▶ **WRITTEN REQUEST**: Set down all of the data exactly as it appears.

▶ **Saved entries**:

>>>

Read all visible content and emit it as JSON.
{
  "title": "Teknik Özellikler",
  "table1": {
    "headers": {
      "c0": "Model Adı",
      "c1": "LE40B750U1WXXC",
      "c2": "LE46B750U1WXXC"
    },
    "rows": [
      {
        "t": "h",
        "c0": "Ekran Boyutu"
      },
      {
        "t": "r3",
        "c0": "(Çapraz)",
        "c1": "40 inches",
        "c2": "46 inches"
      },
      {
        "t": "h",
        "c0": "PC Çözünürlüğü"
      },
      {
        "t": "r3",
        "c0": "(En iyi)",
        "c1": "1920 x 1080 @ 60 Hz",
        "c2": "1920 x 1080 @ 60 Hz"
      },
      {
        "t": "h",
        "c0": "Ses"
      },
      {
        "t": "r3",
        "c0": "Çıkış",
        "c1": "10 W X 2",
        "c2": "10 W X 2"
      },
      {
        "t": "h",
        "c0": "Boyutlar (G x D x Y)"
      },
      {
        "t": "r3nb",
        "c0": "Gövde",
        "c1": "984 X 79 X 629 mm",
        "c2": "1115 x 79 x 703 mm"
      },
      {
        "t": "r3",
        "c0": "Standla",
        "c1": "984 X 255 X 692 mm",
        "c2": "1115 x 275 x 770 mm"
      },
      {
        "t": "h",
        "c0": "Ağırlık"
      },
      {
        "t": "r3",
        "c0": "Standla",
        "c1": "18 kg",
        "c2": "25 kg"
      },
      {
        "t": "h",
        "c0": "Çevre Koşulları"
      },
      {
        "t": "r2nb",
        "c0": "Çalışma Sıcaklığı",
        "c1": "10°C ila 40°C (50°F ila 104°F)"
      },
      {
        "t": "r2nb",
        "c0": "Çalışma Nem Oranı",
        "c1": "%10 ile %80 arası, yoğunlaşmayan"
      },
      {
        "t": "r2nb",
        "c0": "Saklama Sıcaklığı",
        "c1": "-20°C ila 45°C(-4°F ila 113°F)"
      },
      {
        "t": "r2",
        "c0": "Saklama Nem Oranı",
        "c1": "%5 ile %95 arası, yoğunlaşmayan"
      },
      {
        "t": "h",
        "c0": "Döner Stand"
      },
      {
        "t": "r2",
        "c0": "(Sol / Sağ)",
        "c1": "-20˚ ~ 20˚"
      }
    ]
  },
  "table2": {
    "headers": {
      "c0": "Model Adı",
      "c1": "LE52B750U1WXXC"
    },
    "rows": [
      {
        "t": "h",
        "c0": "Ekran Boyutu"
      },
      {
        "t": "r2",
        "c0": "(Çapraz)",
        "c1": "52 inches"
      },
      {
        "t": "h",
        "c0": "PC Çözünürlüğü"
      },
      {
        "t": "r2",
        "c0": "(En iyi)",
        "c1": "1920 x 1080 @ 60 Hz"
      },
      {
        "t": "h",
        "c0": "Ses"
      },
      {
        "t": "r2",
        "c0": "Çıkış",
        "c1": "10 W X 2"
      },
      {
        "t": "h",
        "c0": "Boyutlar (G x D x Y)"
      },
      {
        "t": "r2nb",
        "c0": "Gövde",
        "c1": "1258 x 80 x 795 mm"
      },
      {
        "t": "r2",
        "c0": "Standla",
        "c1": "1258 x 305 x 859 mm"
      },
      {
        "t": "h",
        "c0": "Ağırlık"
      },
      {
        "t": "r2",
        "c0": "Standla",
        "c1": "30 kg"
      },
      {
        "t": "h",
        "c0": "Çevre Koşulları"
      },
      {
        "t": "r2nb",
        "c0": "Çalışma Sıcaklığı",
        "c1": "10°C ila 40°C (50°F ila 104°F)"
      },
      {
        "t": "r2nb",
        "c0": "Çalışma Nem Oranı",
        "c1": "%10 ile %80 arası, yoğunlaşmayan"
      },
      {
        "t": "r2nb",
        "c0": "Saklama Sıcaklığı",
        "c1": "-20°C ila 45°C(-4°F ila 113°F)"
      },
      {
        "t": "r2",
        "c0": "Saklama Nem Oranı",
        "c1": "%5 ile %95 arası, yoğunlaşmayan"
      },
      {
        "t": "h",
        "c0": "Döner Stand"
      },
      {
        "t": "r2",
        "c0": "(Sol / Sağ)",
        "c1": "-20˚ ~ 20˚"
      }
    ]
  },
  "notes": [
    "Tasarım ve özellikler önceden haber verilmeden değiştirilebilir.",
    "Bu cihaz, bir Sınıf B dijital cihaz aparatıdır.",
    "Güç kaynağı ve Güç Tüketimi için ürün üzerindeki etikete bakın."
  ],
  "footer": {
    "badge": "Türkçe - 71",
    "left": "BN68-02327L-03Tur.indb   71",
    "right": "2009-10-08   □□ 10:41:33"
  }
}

<<<

▶ **EXERCISE RESULT**:
Read all visible content and emit it as JSON.
{
  "title": "Teknik Özellikler",
  "table1": {
    "headers": {
      "c0": "Model Adı",
      "c1": "LE40B750U1WXXC",
      "c2": "LE46B750U1WXXC"
    },
    "rows": [
      {
        "t": "h",
        "c0": "Ekran Boyutu"
      },
      {
        "t": "r3",
        "c0": "(Çapraz)",
        "c1": "40 inches",
        "c2": "46 inches"
      },
      {
        "t": "h",
        "c0": "PC Çözünürlüğü"
      },
      {
        "t": "r3",
        "c0": "(En iyi)",
        "c1": "1920 x 1080 @ 60 Hz",
        "c2": "1920 x 1080 @ 60 Hz"
      },
      {
        "t": "h",
        "c0": "Ses"
      },
      {
        "t": "r3",
        "c0": "Çıkış",
        "c1": "10 W X 2",
        "c2": "10 W X 2"
      },
      {
        "t": "h",
        "c0": "Boyutlar (G x D x Y)"
      },
      {
        "t": "r3nb",
        "c0": "Gövde",
        "c1": "984 X 79 X 629 mm",
        "c2": "1115 x 79 x 703 mm"
      },
      {
        "t": "r3",
        "c0": "Standla",
        "c1": "984 X 255 X 692 mm",
        "c2": "1115 x 275 x 770 mm"
      },
      {
        "t": "h",
        "c0": "Ağırlık"
      },
      {
        "t": "r3",
        "c0": "Standla",
        "c1": "18 kg",
        "c2": "25 kg"
      },
      {
        "t": "h",
        "c0": "Çevre Koşulları"
      },
      {
        "t": "r2nb",
        "c0": "Çalışma Sıcaklığı",
        "c1": "10°C ila 40°C (50°F ila 104°F)"
      },
      {
        "t": "r2nb",
        "c0": "Çalışma Nem Oranı",
        "c1": "%10 ile %80 arası, yoğunlaşmayan"
      },
      {
        "t": "r2nb",
        "c0": "Saklama Sıcaklığı",
        "c1": "-20°C ila 45°C(-4°F ila 113°F)"
      },
      {
        "t": "r2",
        "c0": "Saklama Nem Oranı",
        "c1": "%5 ile %95 arası, yoğunlaşmayan"
      },
      {
        "t": "h",
        "c0": "Döner Stand"
      },
      {
        "t": "r2",
        "c0": "(Sol / Sağ)",
        "c1": "-20˚ ~ 20˚"
      }
    ]
  },
  "table2": {
    "headers": {
      "c0": "Model Adı",
      "c1": "LE52B750U1WXXC"
    },
    "rows": [
      {
        "t": "h",
        "c0": "Ekran Boyutu"
      },
      {
        "t": "r2",
        "c0": "(Çapraz)",
        "c1": "52 inches"
      },
      {
        "t": "h",
        "c0": "PC Çözünürlüğü"
      },
      {
        "t": "r2",
        "c0": "(En iyi)",
        "c1": "1920 x 1080 @ 60 Hz"
      },
      {
        "t": "h",
        "c0": "Ses"
      },
      {
        "t": "r2",
        "c0": "Çıkış",
        "c1": "10 W X 2"
      },
      {
        "t": "h",
        "c0": "Boyutlar (G x D x Y)"
      },
      {
        "t": "r2nb",
        "c0": "Gövde",
        "c1": "1258 x 80 x 795 mm"
      },
      {
        "t": "r2",
        "c0": "Standla",
        "c1": "1258 x 305 x 859 mm"
      },
      {
        "t": "h",
        "c0": "Ağırlık"
      },
      {
        "t": "r2",
        "c0": "Standla",
        "c1": "30 kg"
      },
      {
        "t": "h",
        "c0": "Çevre Koşulları"
      },
      {
        "t": "r2nb",
        "c0": "Çalışma Sıcaklığı",
        "c1": "10°C ila 40°C (50°F ila 104°F)"
      },
      {
        "t": "r2nb",
        "c0": "Çalışma Nem Oranı",
        "c1": "%10 ile %80 arası, yoğunlaşmayan"
      },
      {
        "t": "r2nb",
        "c0": "Saklama Sıcaklığı",
        "c1": "-20°C ila 45°C(-4°F ila 113°F)"
      },
      {
        "t": "r2",
        "c0": "Saklama Nem Oranı",
        "c1": "%5 ile %95 arası, yoğunlaşmayan"
      },
      {
        "t": "h",
        "c0": "Döner Stand"
      },
      {
        "t": "r2",
        "c0": "(Sol / Sağ)",
        "c1": "-20˚ ~ 20˚"
      }
    ]
  },
  "notes": [
    "Tasarım ve özellikler önceden haber verilmeden değiştirilebilir.",
    "Bu cihaz, bir Sınıf B dijital cihaz aparatıdır.",
    "Güç kaynağı ve Güç Tüketimi için ürün üzerindeki etikete bakın."
  ],
  "footer": {
    "badge": "Türkçe - 71",
    "left": "BN68-02327L-03Tur.indb   71",
    "right": "2009-10-08   □□ 10:41:33"
  }
}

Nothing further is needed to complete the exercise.